> _WHAT THIS TASK INVOLVES_
Review the material line by line. Identify and copy every line that contains the string "Status".

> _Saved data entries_
* START *

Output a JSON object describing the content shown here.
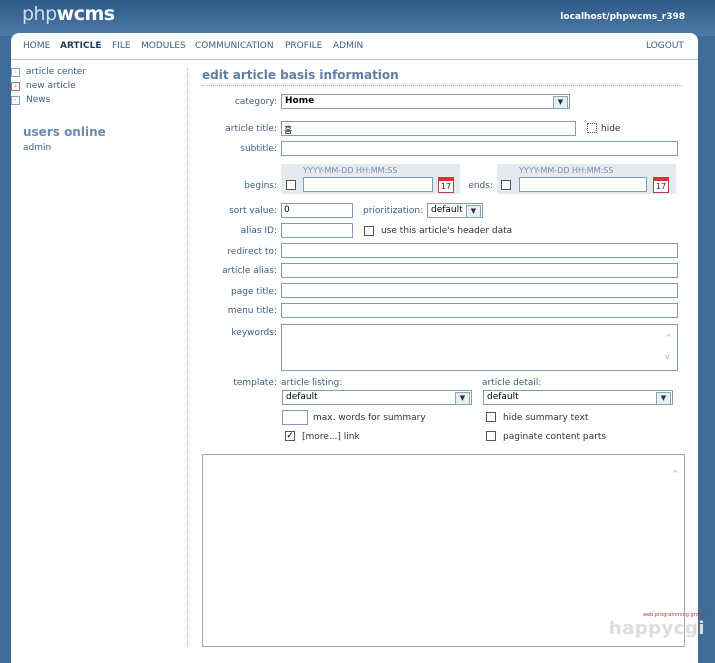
{
  "header": {
    "logo_php": "php",
    "logo_wcms": "wcms",
    "hostname": "localhost/phpwcms_r398"
  },
  "nav": {
    "items": [
      "HOME",
      "ARTICLE",
      "FILE",
      "MODULES",
      "COMMUNICATION",
      "PROFILE",
      "ADMIN"
    ],
    "active": "ARTICLE",
    "logout": "LOGOUT"
  },
  "sidebar": {
    "links": [
      "article center",
      "new article",
      "News"
    ],
    "users_online_title": "users online",
    "users": [
      "admin"
    ]
  },
  "form": {
    "title": "edit article basis information",
    "category_label": "category:",
    "category_value": "Home",
    "article_title_label": "article title:",
    "article_title_value": "홈",
    "hide_label": "hide",
    "subtitle_label": "subtitle:",
    "subtitle_value": "",
    "date_format": "YYYY-MM-DD HH:MM:SS",
    "begins_label": "begins:",
    "ends_label": "ends:",
    "calendar_day": "17",
    "sort_value_label": "sort value:",
    "sort_value": "0",
    "prioritization_label": "prioritization:",
    "prioritization_value": "default",
    "alias_id_label": "alias ID:",
    "alias_id_value": "",
    "use_header_data_label": "use this article's header data",
    "redirect_label": "redirect to:",
    "article_alias_label": "article alias:",
    "page_title_label": "page title:",
    "menu_title_label": "menu title:",
    "keywords_label": "keywords:",
    "template_label": "template:",
    "article_listing_label": "article listing:",
    "article_listing_value": "default",
    "article_detail_label": "article detail:",
    "article_detail_value": "default",
    "max_words_label": "max. words for summary",
    "hide_summary_label": "hide summary text",
    "more_link_label": "[more...] link",
    "paginate_label": "paginate content parts"
  },
  "watermark": {
    "small": "web programming group",
    "big": "happycgi"
  }
}
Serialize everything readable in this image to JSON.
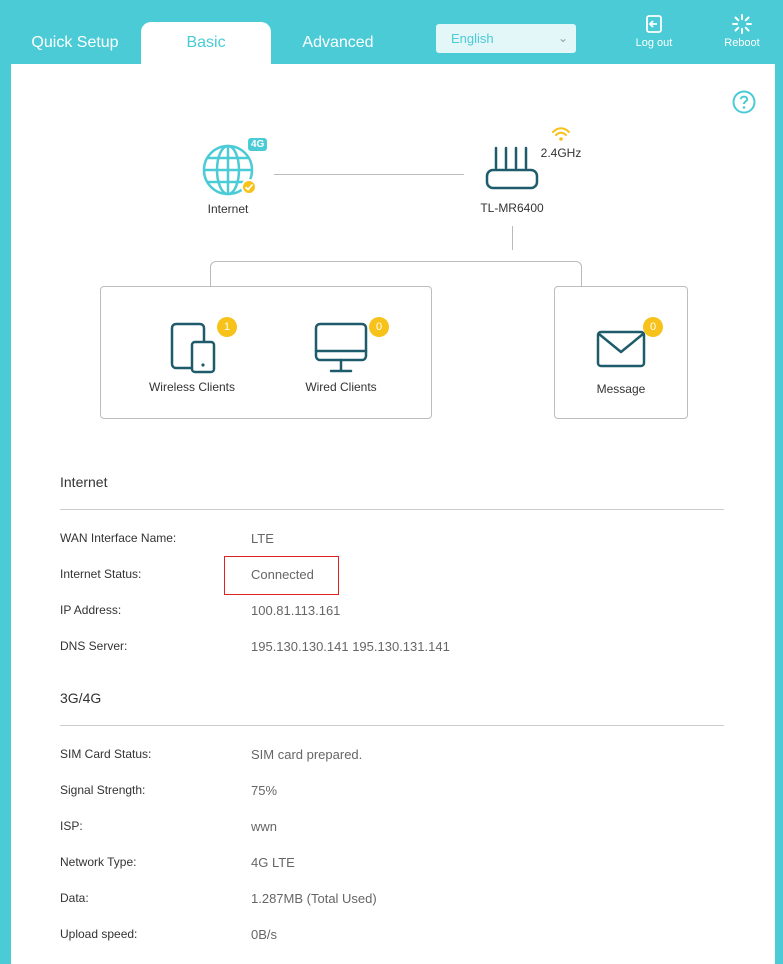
{
  "tabs": [
    {
      "label": "Quick Setup"
    },
    {
      "label": "Basic"
    },
    {
      "label": "Advanced"
    }
  ],
  "language": {
    "selected": "English"
  },
  "header_buttons": {
    "logout": "Log out",
    "reboot": "Reboot"
  },
  "colors": {
    "accent": "#4acbd6",
    "badge": "#f7c21a",
    "icon": "#1f5c6b",
    "highlight": "#dd2222"
  },
  "diagram": {
    "internet_label": "Internet",
    "internet_tag": "4G",
    "router_name": "TL-MR6400",
    "band": "2.4GHz",
    "wireless_clients": {
      "label": "Wireless Clients",
      "count": "1"
    },
    "wired_clients": {
      "label": "Wired Clients",
      "count": "0"
    },
    "message": {
      "label": "Message",
      "count": "0"
    }
  },
  "internet_section": {
    "title": "Internet",
    "rows": [
      {
        "key": "WAN Interface Name:",
        "value": "LTE"
      },
      {
        "key": "Internet Status:",
        "value": "Connected"
      },
      {
        "key": "IP Address:",
        "value": "100.81.113.161"
      },
      {
        "key": "DNS Server:",
        "value": "195.130.130.141 195.130.131.141"
      }
    ]
  },
  "lte_section": {
    "title": "3G/4G",
    "rows": [
      {
        "key": "SIM Card Status:",
        "value": "SIM card prepared."
      },
      {
        "key": "Signal Strength:",
        "value": "75%"
      },
      {
        "key": "ISP:",
        "value": "wwn"
      },
      {
        "key": "Network Type:",
        "value": "4G LTE"
      },
      {
        "key": "Data:",
        "value": "1.287MB (Total Used)"
      },
      {
        "key": "Upload speed:",
        "value": "0B/s"
      }
    ]
  }
}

* END *

> _RESPONSE BELOW_
        "key": "Internet Status:",
        "key": "SIM Card Status:",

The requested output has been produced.